JOB: Count the lines below that contain "zich". Give only the number.

Stored items from a collection:
——
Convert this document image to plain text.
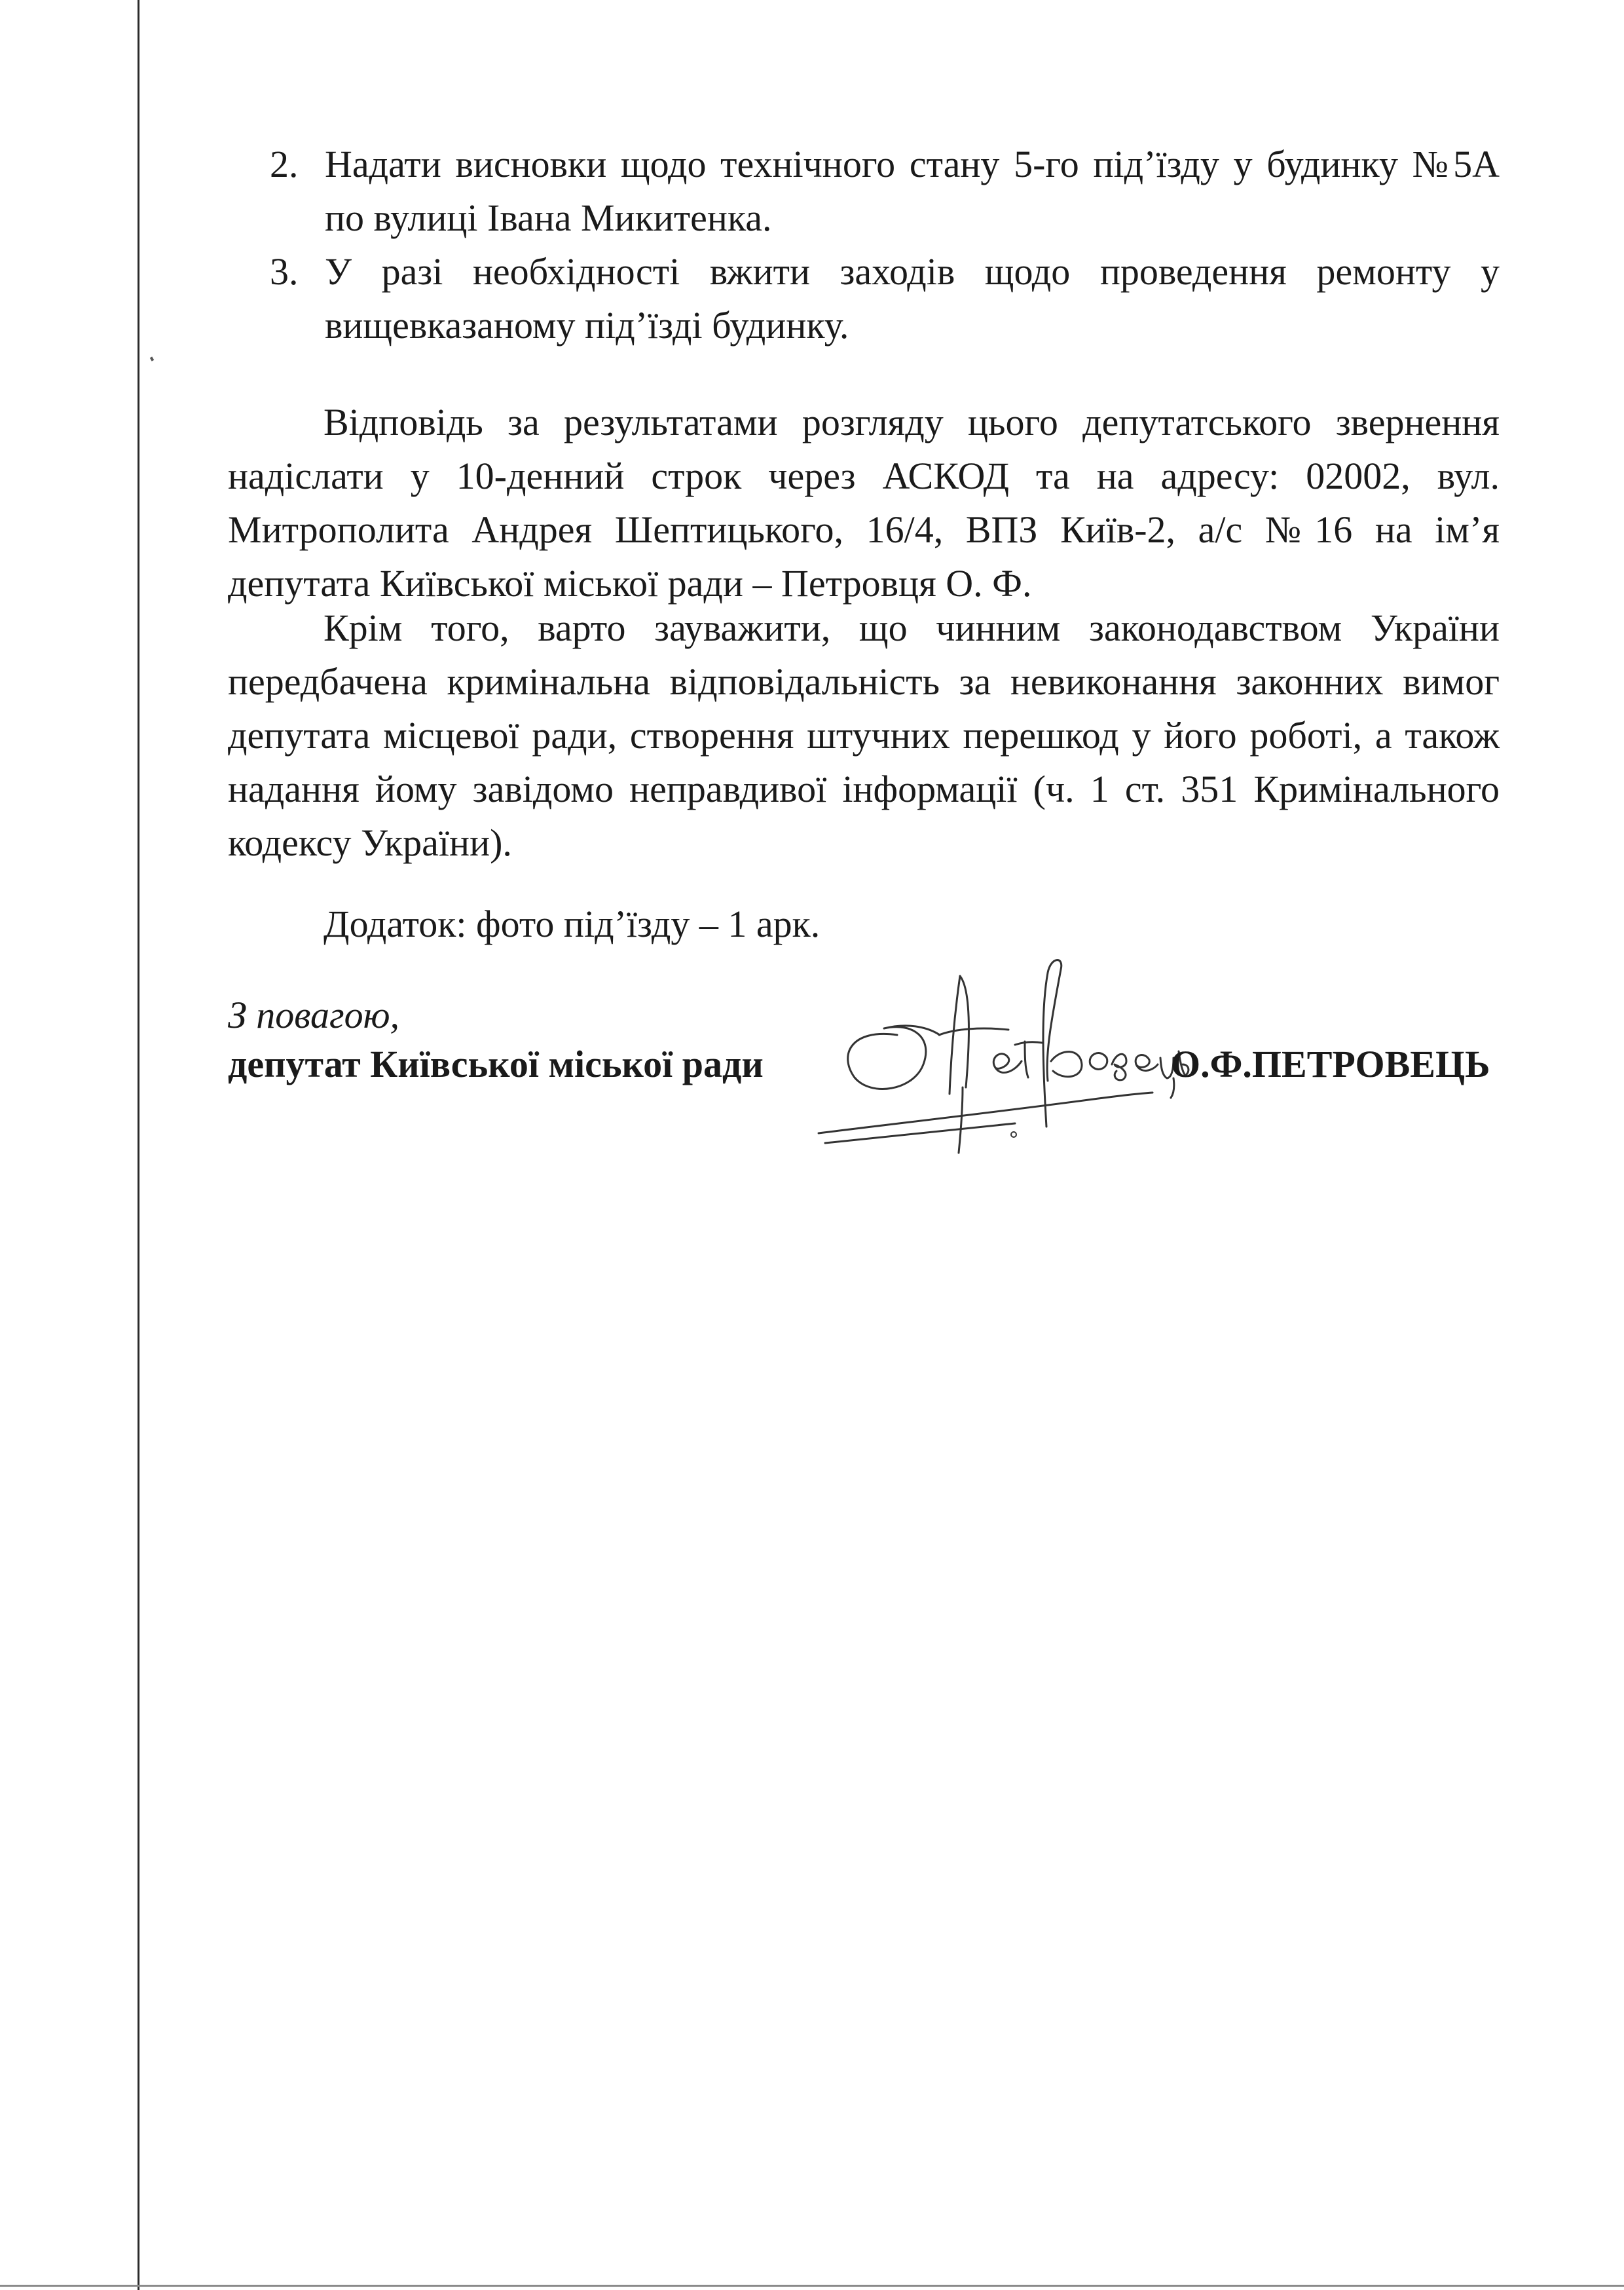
2. Надати висновки щодо технічного стану 5-го під’їзду у будинку №5А по вулиці Івана Микитенка.
3. У разі необхідності вжити заходів щодо проведення ремонту у вищевказаному під’їзді будинку.

Відповідь за результатами розгляду цього депутатського звернення надіслати у 10-денний строк через АСКОД та на адресу: 02002, вул. Митрополита Андрея Шептицького, 16/4, ВПЗ Київ-2, а/с №16 на ім’я депутата Київської міської ради – Петровця О. Ф.

Крім того, варто зауважити, що чинним законодавством України передбачена кримінальна відповідальність за невиконання законних вимог депутата місцевої ради, створення штучних перешкод у його роботі, а також надання йому завідомо неправдивої інформації (ч. 1 ст. 351 Кримінального кодексу України).

Додаток: фото під’їзду – 1 арк.
З повагою,
депутат Київської міської ради	О.Ф.ПЕТРОВЕЦЬ
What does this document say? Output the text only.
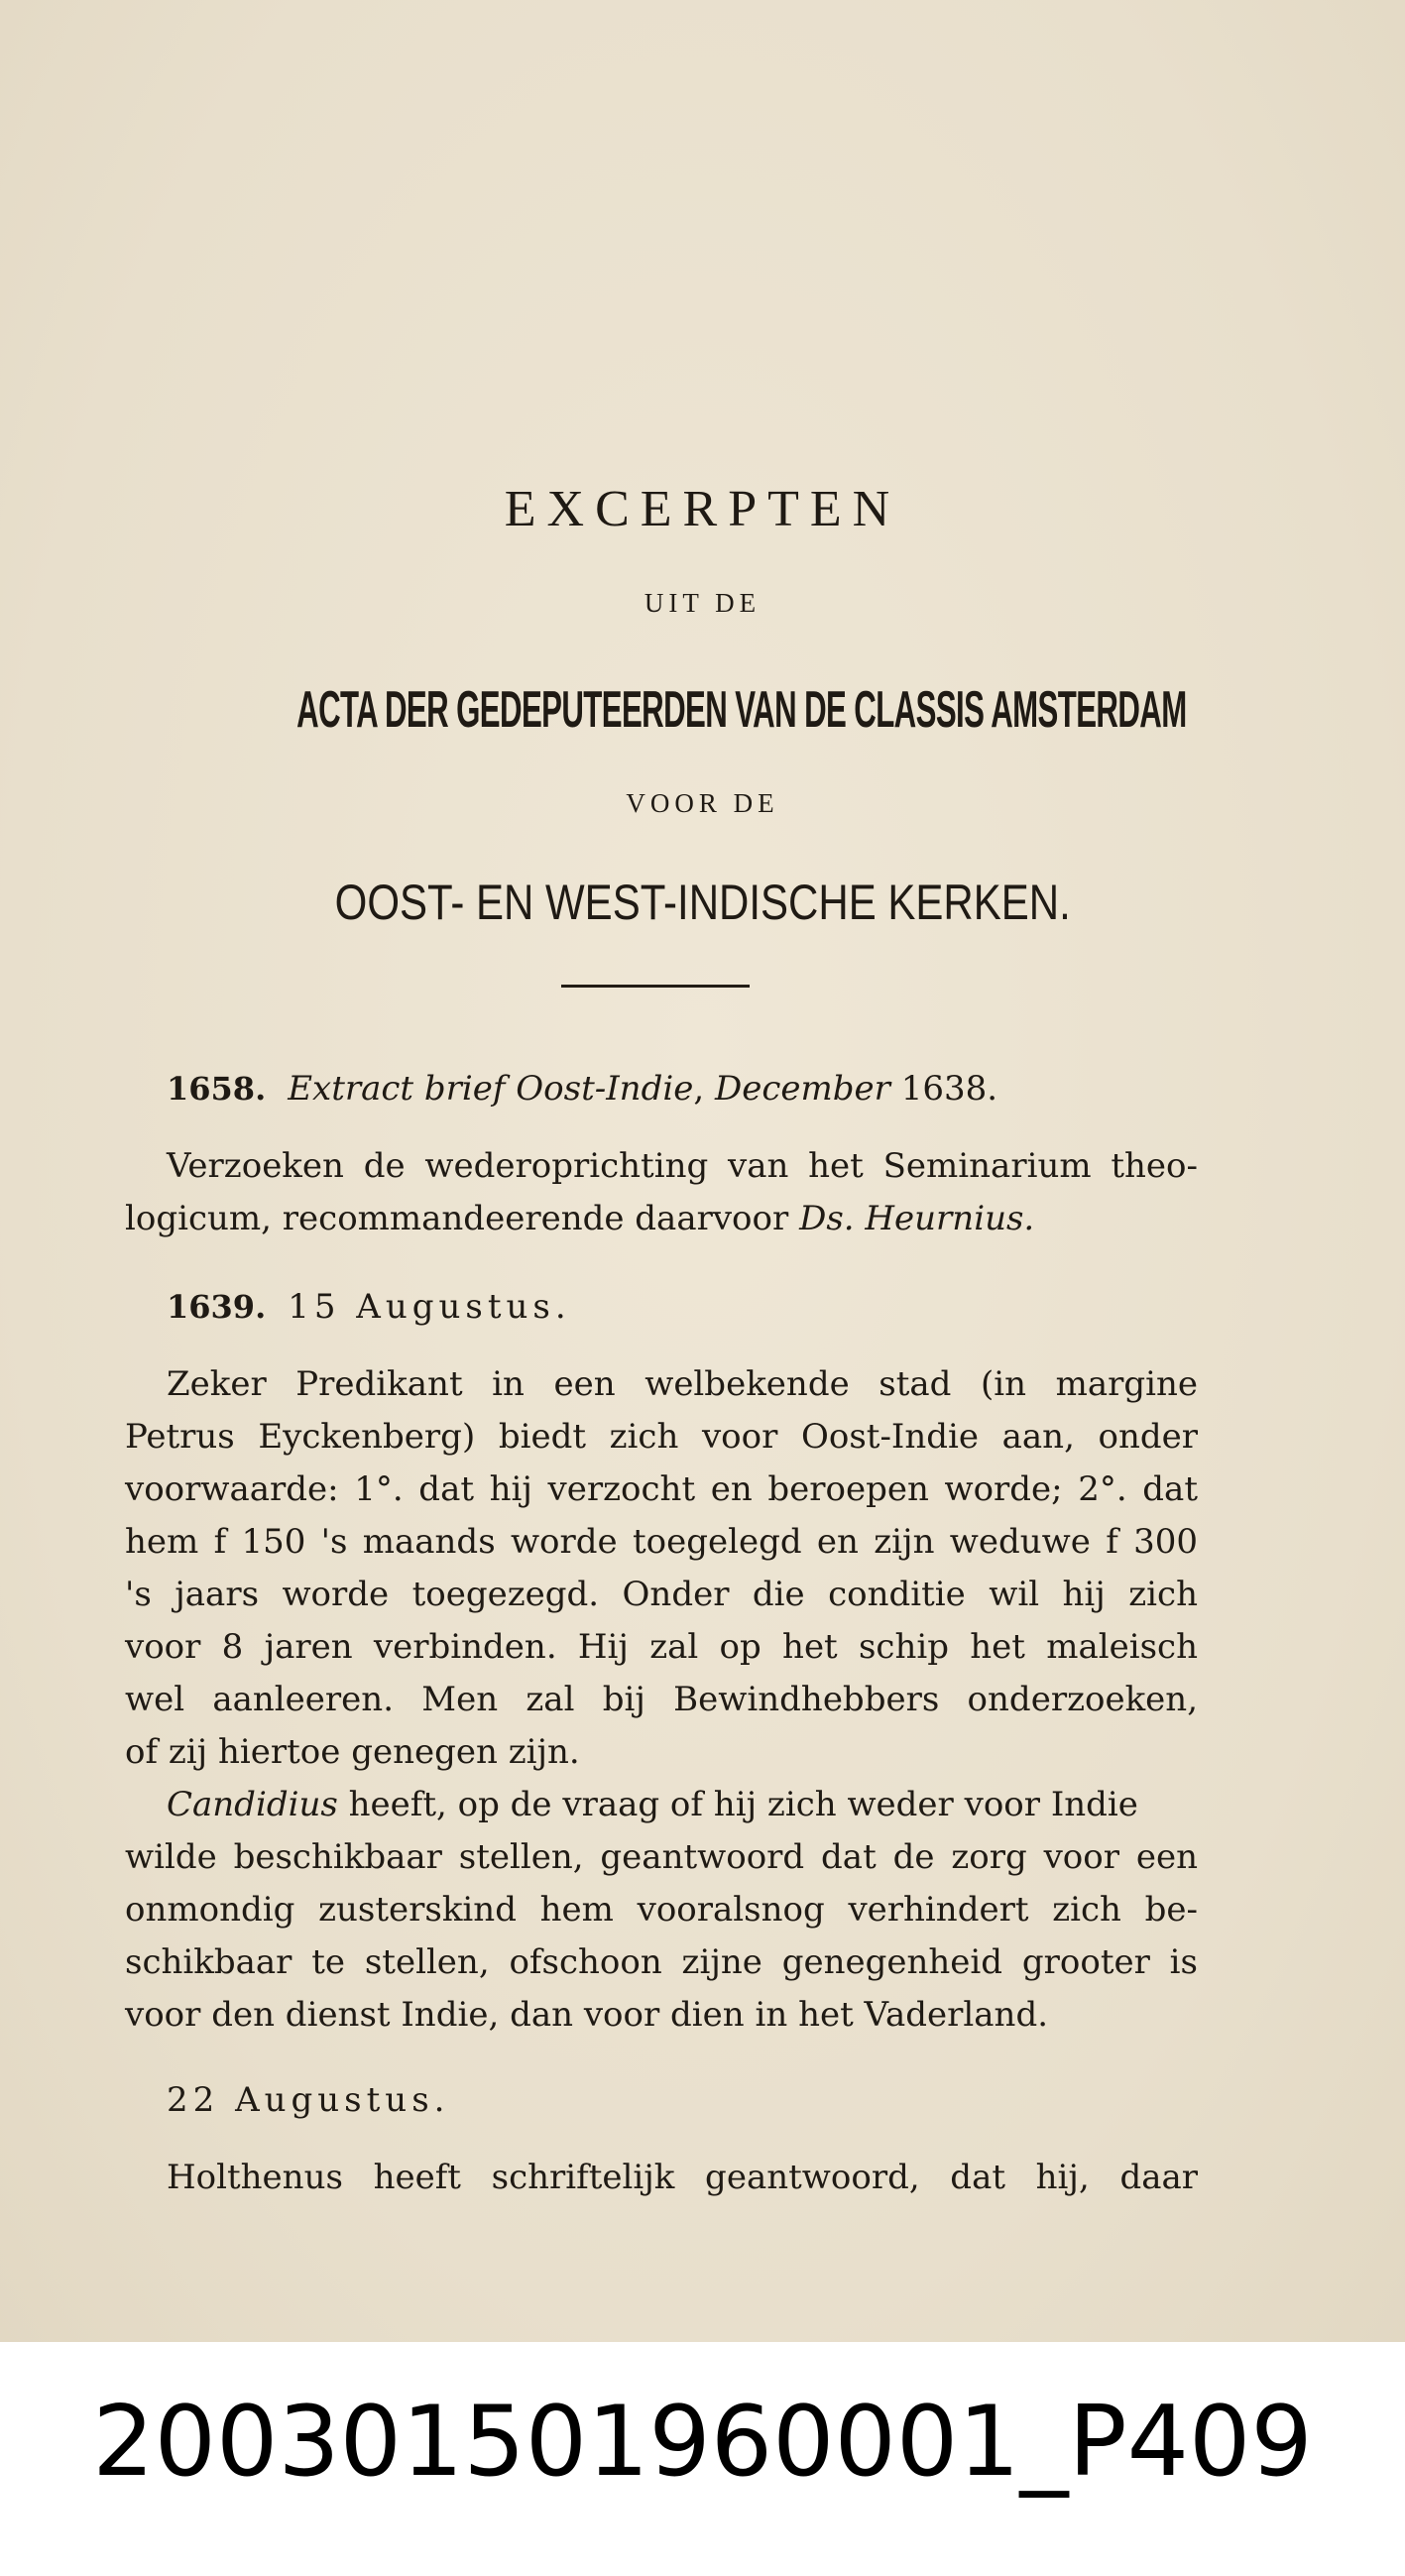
EXCERPTEN
UIT DE
ACTA DER GEDEPUTEERDEN VAN DE CLASSIS AMSTERDAM
VOOR DE
OOST- EN WEST-INDISCHE KERKEN.
1658. Extract brief Oost-Indie, December 1638.
Verzoeken de wederoprichting van het Seminarium theo-
logicum, recommandeerende daarvoor Ds. Heurnius.
1639. 15 Augustus.
Zeker Predikant in een welbekende stad (in margine
Petrus Eyckenberg) biedt zich voor Oost-Indie aan, onder
voorwaarde: 1°. dat hij verzocht en beroepen worde; 2°. dat
hem f 150 's maands worde toegelegd en zijn weduwe f 300
's jaars worde toegezegd. Onder die conditie wil hij zich
voor 8 jaren verbinden. Hij zal op het schip het maleisch
wel aanleeren. Men zal bij Bewindhebbers onderzoeken,
of zij hiertoe genegen zijn.
Candidius heeft, op de vraag of hij zich weder voor Indie
wilde beschikbaar stellen, geantwoord dat de zorg voor een
onmondig zusterskind hem vooralsnog verhindert zich be-
schikbaar te stellen, ofschoon zijne genegenheid grooter is
voor den dienst Indie, dan voor dien in het Vaderland.
22 Augustus.
Holthenus heeft schriftelijk geantwoord, dat hij, daar
20030150196000​1_P409
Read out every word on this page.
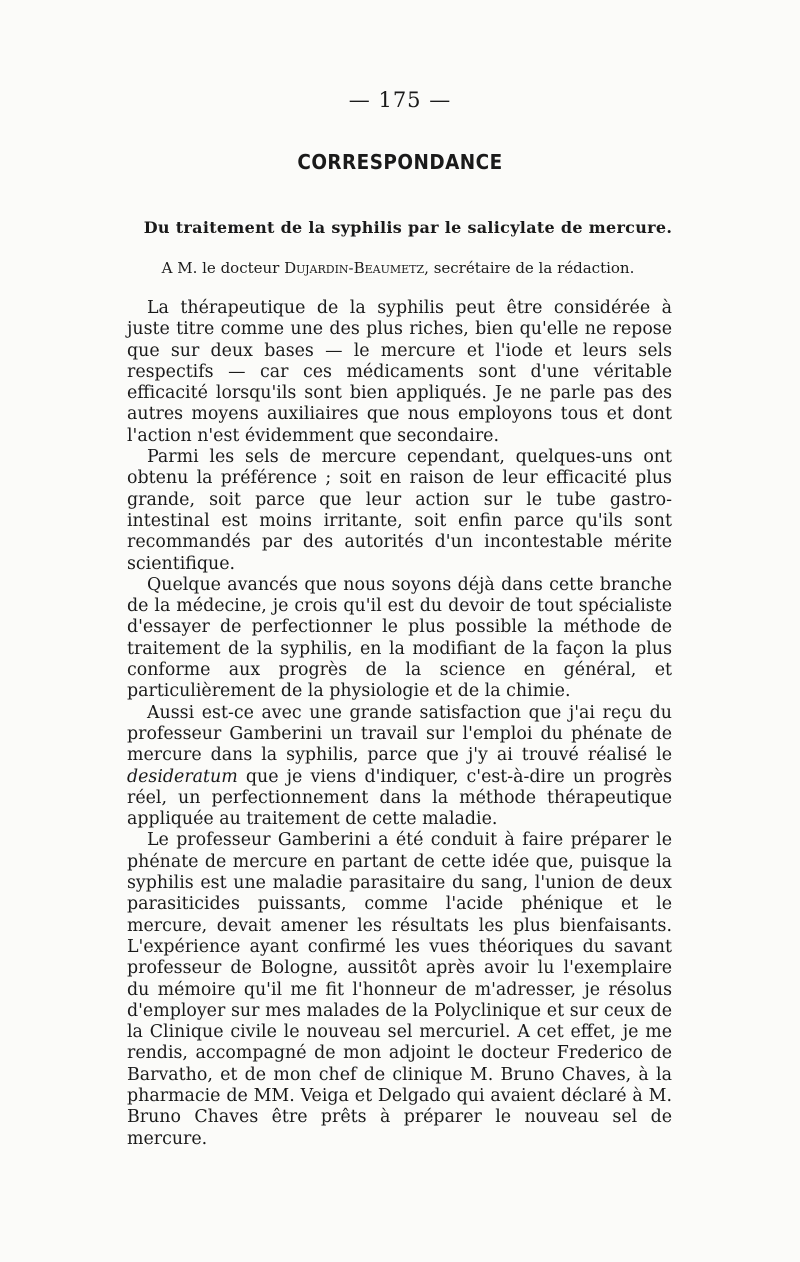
— 175 —
CORRESPONDANCE
Du traitement de la syphilis par le salicylate de mercure.
A M. le docteur Dujardin-Beaumetz, secrétaire de la rédaction.

La thérapeutique de la syphilis peut être considérée à juste titre comme une des plus riches, bien qu'elle ne repose que sur deux bases — le mercure et l'iode et leurs sels respectifs — car ces médicaments sont d'une véritable efficacité lorsqu'ils sont bien appliqués. Je ne parle pas des autres moyens auxiliaires que nous employons tous et dont l'action n'est évidemment que secondaire.

Parmi les sels de mercure cependant, quelques-uns ont obtenu la préférence ; soit en raison de leur efficacité plus grande, soit parce que leur action sur le tube gastro-intestinal est moins irritante, soit enfin parce qu'ils sont recommandés par des autorités d'un incontestable mérite scientifique.

Quelque avancés que nous soyons déjà dans cette branche de la médecine, je crois qu'il est du devoir de tout spécialiste d'essayer de perfectionner le plus possible la méthode de traitement de la syphilis, en la modifiant de la façon la plus conforme aux progrès de la science en général, et particulièrement de la physiologie et de la chimie.

Aussi est-ce avec une grande satisfaction que j'ai reçu du professeur Gamberini un travail sur l'emploi du phénate de mercure dans la syphilis, parce que j'y ai trouvé réalisé le desideratum que je viens d'indiquer, c'est-à-dire un progrès réel, un perfectionnement dans la méthode thérapeutique appliquée au traitement de cette maladie.

Le professeur Gamberini a été conduit à faire préparer le phénate de mercure en partant de cette idée que, puisque la syphilis est une maladie parasitaire du sang, l'union de deux parasiticides puissants, comme l'acide phénique et le mercure, devait amener les résultats les plus bienfaisants. L'expérience ayant confirmé les vues théoriques du savant professeur de Bologne, aussitôt après avoir lu l'exemplaire du mémoire qu'il me fit l'honneur de m'adresser, je résolus d'employer sur mes malades de la Polyclinique et sur ceux de la Clinique civile le nouveau sel mercuriel. A cet effet, je me rendis, accompagné de mon adjoint le docteur Frederico de Barvatho, et de mon chef de clinique M. Bruno Chaves, à la pharmacie de MM. Veiga et Delgado qui avaient déclaré à M. Bruno Chaves être prêts à préparer le nouveau sel de mercure.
——
THE ANSWER: 4